What is expected: Filter the entries below, keeping every line that has the word "screenshot".
BEGIN The records
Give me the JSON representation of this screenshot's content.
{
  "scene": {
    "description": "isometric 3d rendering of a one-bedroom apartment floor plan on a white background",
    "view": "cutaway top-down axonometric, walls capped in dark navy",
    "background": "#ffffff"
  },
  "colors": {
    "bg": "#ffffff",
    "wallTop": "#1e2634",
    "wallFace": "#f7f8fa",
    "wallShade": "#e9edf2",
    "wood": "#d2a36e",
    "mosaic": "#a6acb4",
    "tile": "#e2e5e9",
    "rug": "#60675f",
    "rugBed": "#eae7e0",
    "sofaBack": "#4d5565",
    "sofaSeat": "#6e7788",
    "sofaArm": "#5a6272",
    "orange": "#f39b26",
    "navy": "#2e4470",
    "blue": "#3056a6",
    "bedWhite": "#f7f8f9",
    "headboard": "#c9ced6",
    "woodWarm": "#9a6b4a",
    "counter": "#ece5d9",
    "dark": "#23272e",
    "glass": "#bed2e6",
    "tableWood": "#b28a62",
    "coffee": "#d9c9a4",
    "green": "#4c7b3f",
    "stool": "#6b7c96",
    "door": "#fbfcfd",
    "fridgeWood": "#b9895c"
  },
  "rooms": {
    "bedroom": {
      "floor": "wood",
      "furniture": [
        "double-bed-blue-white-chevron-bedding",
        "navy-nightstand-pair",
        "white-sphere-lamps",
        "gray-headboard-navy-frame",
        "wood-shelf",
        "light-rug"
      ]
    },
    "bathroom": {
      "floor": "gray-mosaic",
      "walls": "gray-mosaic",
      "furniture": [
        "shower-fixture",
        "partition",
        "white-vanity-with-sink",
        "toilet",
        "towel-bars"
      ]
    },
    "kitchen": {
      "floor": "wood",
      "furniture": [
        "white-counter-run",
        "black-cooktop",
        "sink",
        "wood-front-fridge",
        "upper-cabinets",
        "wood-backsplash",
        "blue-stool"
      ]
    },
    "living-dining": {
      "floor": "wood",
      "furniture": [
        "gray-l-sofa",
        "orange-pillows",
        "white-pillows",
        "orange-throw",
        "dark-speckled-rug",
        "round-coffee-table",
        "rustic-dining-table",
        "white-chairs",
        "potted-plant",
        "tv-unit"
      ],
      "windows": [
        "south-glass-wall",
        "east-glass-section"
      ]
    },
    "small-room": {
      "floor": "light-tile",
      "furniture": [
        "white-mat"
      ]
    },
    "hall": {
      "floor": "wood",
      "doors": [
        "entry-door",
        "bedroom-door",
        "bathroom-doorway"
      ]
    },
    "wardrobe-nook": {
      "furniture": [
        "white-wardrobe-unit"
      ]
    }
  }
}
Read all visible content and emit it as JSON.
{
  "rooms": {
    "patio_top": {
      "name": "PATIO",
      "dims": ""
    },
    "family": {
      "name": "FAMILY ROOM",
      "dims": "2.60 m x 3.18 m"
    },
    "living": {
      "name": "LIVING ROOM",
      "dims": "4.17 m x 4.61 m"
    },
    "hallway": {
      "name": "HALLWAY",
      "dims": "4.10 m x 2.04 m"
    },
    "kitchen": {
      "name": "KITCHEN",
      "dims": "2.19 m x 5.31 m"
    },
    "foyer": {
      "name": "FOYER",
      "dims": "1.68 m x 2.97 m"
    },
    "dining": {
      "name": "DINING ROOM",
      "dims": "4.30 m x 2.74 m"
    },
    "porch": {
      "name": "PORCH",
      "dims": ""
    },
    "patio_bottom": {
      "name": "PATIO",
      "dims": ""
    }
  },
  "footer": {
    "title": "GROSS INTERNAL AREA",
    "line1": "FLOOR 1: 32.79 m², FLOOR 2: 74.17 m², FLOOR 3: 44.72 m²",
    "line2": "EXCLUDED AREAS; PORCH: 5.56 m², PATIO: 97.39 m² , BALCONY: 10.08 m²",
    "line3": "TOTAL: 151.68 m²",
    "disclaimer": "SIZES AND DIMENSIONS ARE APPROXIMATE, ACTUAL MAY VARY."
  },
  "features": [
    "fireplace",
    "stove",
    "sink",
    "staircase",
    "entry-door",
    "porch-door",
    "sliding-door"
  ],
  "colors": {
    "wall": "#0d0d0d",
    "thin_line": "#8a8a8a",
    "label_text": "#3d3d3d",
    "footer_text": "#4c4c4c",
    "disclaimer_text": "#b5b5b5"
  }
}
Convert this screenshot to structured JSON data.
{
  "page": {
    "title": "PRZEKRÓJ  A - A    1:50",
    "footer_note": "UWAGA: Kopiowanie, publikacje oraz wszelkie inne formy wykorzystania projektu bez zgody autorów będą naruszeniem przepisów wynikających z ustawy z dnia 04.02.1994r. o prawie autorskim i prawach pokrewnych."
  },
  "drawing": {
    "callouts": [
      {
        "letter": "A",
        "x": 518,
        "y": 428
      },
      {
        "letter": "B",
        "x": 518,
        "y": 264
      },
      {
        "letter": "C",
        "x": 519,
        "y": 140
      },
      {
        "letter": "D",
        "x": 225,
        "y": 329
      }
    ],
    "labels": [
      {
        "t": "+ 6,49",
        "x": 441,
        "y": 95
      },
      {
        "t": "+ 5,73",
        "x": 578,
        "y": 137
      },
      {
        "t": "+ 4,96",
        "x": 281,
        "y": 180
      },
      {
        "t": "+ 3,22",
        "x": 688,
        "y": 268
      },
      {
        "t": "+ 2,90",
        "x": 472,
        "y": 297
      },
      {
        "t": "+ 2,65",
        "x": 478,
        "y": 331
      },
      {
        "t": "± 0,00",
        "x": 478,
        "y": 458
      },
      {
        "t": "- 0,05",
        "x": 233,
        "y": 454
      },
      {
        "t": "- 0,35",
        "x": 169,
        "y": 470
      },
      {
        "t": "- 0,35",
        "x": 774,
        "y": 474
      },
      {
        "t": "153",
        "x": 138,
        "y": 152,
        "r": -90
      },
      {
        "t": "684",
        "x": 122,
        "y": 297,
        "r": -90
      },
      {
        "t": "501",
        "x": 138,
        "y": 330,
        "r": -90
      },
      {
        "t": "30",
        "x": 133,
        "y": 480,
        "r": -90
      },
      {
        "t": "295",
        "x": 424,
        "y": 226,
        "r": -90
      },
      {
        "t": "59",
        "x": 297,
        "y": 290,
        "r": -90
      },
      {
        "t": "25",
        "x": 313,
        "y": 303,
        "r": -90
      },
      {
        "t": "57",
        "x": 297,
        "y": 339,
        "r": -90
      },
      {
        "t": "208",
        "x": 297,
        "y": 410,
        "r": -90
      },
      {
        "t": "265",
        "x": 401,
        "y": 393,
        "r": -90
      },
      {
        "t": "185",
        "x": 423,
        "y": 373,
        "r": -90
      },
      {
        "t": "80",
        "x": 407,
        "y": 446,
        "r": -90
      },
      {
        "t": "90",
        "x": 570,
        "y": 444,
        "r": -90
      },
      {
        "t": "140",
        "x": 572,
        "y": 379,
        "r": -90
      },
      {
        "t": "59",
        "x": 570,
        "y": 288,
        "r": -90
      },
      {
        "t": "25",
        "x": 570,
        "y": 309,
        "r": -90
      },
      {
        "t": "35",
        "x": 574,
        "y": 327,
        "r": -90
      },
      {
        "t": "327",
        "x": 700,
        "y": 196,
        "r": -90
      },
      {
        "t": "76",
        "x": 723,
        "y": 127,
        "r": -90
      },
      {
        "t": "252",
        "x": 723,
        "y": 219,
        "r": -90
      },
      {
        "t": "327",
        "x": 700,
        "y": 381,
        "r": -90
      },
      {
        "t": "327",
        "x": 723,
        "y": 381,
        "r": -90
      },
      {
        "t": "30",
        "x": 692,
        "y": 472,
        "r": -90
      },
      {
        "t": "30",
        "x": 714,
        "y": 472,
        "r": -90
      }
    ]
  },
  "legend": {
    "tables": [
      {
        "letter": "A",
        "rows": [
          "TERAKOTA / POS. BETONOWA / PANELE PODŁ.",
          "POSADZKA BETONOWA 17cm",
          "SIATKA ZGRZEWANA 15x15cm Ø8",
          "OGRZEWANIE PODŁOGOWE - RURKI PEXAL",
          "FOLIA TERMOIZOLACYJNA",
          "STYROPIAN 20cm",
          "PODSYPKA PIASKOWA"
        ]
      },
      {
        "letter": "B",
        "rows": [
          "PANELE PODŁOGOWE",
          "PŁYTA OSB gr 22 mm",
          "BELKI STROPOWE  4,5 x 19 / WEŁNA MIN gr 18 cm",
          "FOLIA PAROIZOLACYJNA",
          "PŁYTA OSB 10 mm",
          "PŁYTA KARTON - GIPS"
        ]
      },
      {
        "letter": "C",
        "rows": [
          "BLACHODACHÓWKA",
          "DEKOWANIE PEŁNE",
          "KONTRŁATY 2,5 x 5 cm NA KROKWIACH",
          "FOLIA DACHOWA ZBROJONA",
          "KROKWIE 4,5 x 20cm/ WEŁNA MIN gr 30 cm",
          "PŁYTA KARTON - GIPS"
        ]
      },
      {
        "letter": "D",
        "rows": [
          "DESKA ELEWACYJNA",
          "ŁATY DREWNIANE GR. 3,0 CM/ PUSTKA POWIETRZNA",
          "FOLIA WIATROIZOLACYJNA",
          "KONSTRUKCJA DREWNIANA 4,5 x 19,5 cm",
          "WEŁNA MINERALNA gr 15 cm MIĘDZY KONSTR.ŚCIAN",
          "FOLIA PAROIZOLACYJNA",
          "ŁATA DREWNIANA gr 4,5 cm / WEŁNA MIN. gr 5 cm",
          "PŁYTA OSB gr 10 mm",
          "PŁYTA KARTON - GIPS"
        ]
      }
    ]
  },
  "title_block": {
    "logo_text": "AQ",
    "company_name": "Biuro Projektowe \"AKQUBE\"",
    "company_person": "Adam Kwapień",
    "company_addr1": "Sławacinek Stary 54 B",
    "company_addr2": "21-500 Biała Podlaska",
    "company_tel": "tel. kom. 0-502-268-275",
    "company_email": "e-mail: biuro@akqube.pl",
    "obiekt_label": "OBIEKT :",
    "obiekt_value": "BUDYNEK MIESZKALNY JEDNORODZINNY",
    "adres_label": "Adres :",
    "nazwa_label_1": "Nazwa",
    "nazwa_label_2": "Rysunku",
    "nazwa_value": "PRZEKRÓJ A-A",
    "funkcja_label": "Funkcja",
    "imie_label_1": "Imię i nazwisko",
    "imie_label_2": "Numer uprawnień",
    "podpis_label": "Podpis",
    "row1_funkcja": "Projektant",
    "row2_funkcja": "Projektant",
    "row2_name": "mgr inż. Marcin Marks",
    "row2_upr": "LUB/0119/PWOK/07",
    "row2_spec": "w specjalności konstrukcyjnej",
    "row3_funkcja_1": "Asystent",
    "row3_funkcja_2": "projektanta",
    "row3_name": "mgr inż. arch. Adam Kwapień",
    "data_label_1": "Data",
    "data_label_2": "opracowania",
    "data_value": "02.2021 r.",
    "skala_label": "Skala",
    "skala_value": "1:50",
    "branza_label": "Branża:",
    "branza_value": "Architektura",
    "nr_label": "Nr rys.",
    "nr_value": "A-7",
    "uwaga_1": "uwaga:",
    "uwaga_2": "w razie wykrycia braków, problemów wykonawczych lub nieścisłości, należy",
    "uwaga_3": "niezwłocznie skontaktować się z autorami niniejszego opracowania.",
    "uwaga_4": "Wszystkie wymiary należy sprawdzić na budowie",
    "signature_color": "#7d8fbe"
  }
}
END The records
Answer for this exercise:
Give me the JSON representation of this screenshot's content.
Convert this screenshot to structured JSON data.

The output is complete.